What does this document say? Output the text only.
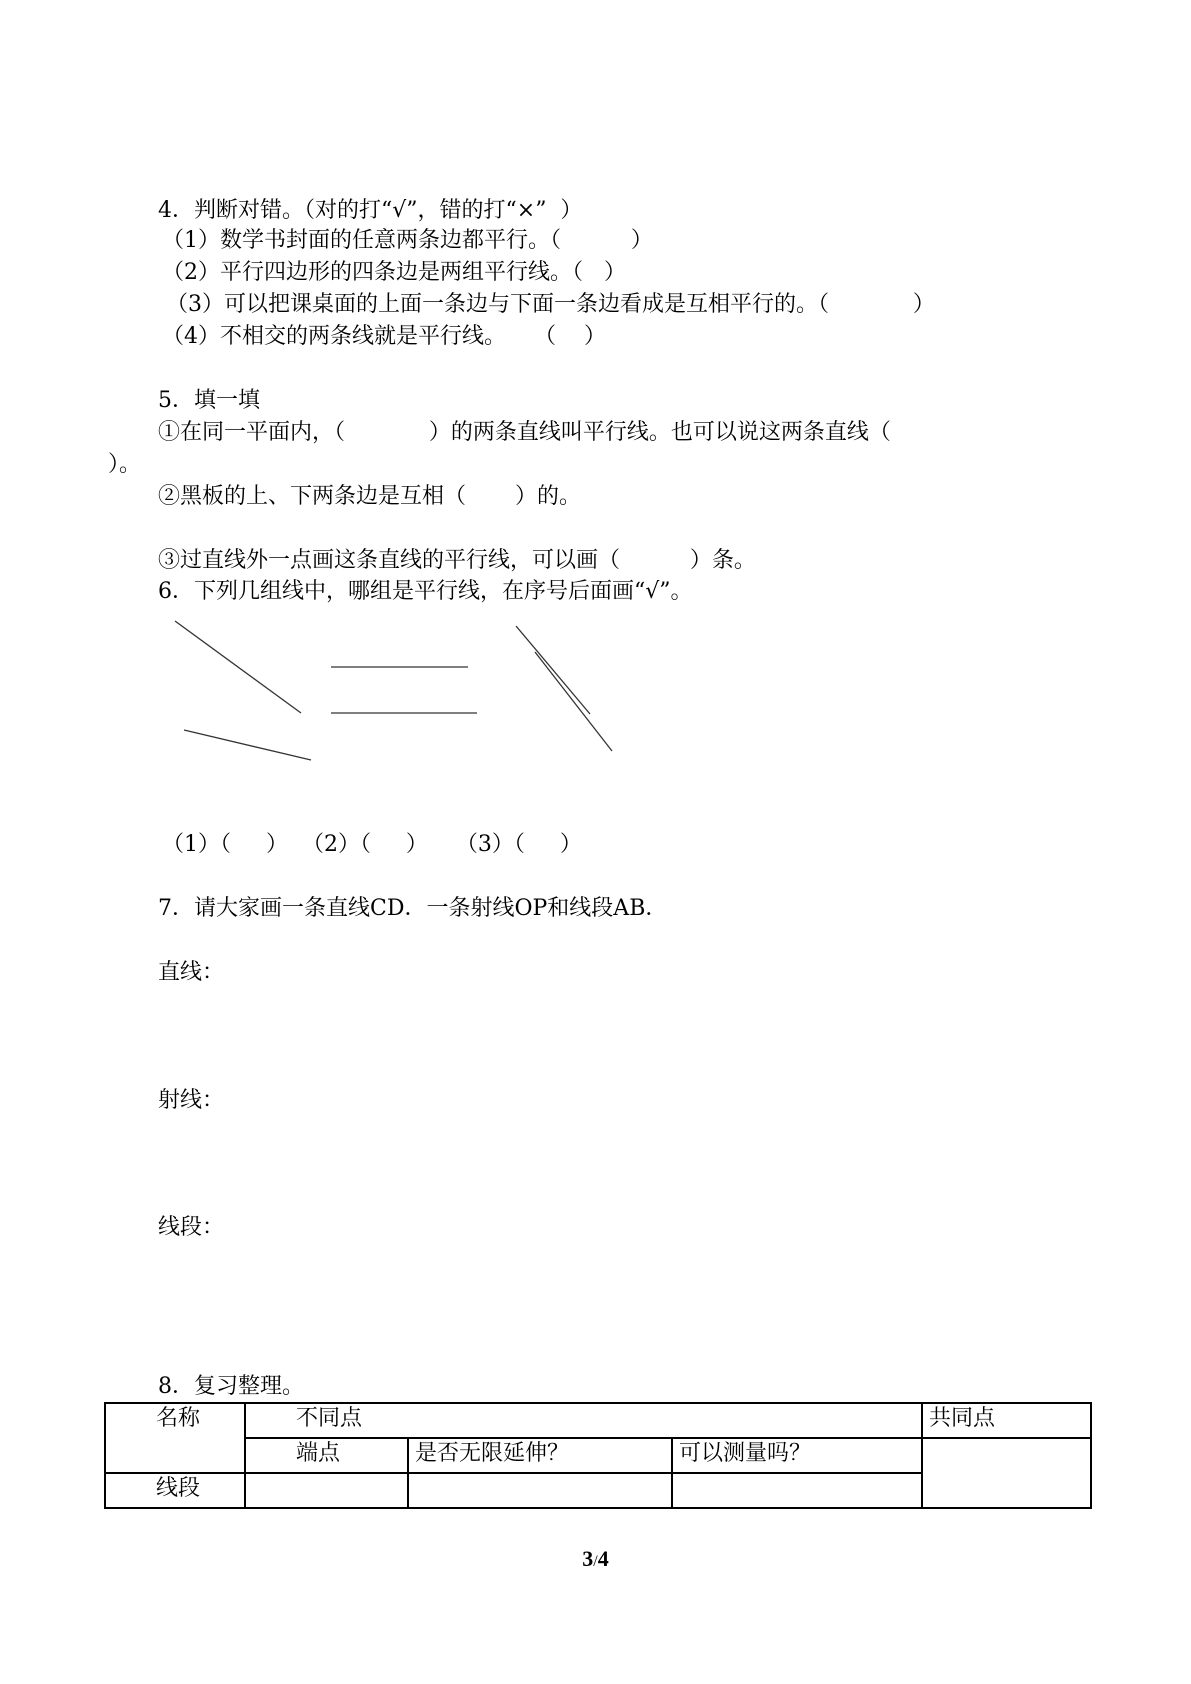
4．判断对错。（对的打“√”，错的打“×”  ）
（1）数学书封面的任意两条边都平行。（          ）
（2）平行四边形的四条边是两组平行线。（   ）
（3）可以把课桌面的上面一条边与下面一条边看成是互相平行的。（            ）
（4）不相交的两条线就是平行线。    （    ）
5．填一填
①在同一平面内，（            ）的两条直线叫平行线。也可以说这两条直线（
）。
②黑板的上、下两条边是互相（       ）的。
③过直线外一点画这条直线的平行线，可以画（          ）条。
6．下列几组线中，哪组是平行线，在序号后面画“√”。
（1）（     ）  （2）（     ）    （3）（     ）
7．请大家画一条直线CD．一条射线OP和线段AB．
直线：
射线：
线段：
8．复习整理。
名称	不同点			共同点
	端点	是否无限延伸？	可以测量吗？	
线段				
3/4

### Task prompt:
Reproduce every entry word for word, but omit the pictures.

### Solution for this task:
What does this document say? Output the text only.
4．判断对错。（对的打“√”，错的打“×”  ）
（1）数学书封面的任意两条边都平行。（          ）
（2）平行四边形的四条边是两组平行线。（   ）
（3）可以把课桌面的上面一条边与下面一条边看成是互相平行的。（            ）
（4）不相交的两条线就是平行线。    （    ）
5．填一填
①在同一平面内，（            ）的两条直线叫平行线。也可以说这两条直线（
）。
②黑板的上、下两条边是互相（       ）的。
③过直线外一点画这条直线的平行线，可以画（          ）条。
6．下列几组线中，哪组是平行线，在序号后面画“√”。
（1）（     ）  （2）（     ）    （3）（     ）
7．请大家画一条直线CD．一条射线OP和线段AB．
直线：
射线：
线段：
8．复习整理。
名称	不同点			共同点
	端点	是否无限延伸？	可以测量吗？	
线段				
3/4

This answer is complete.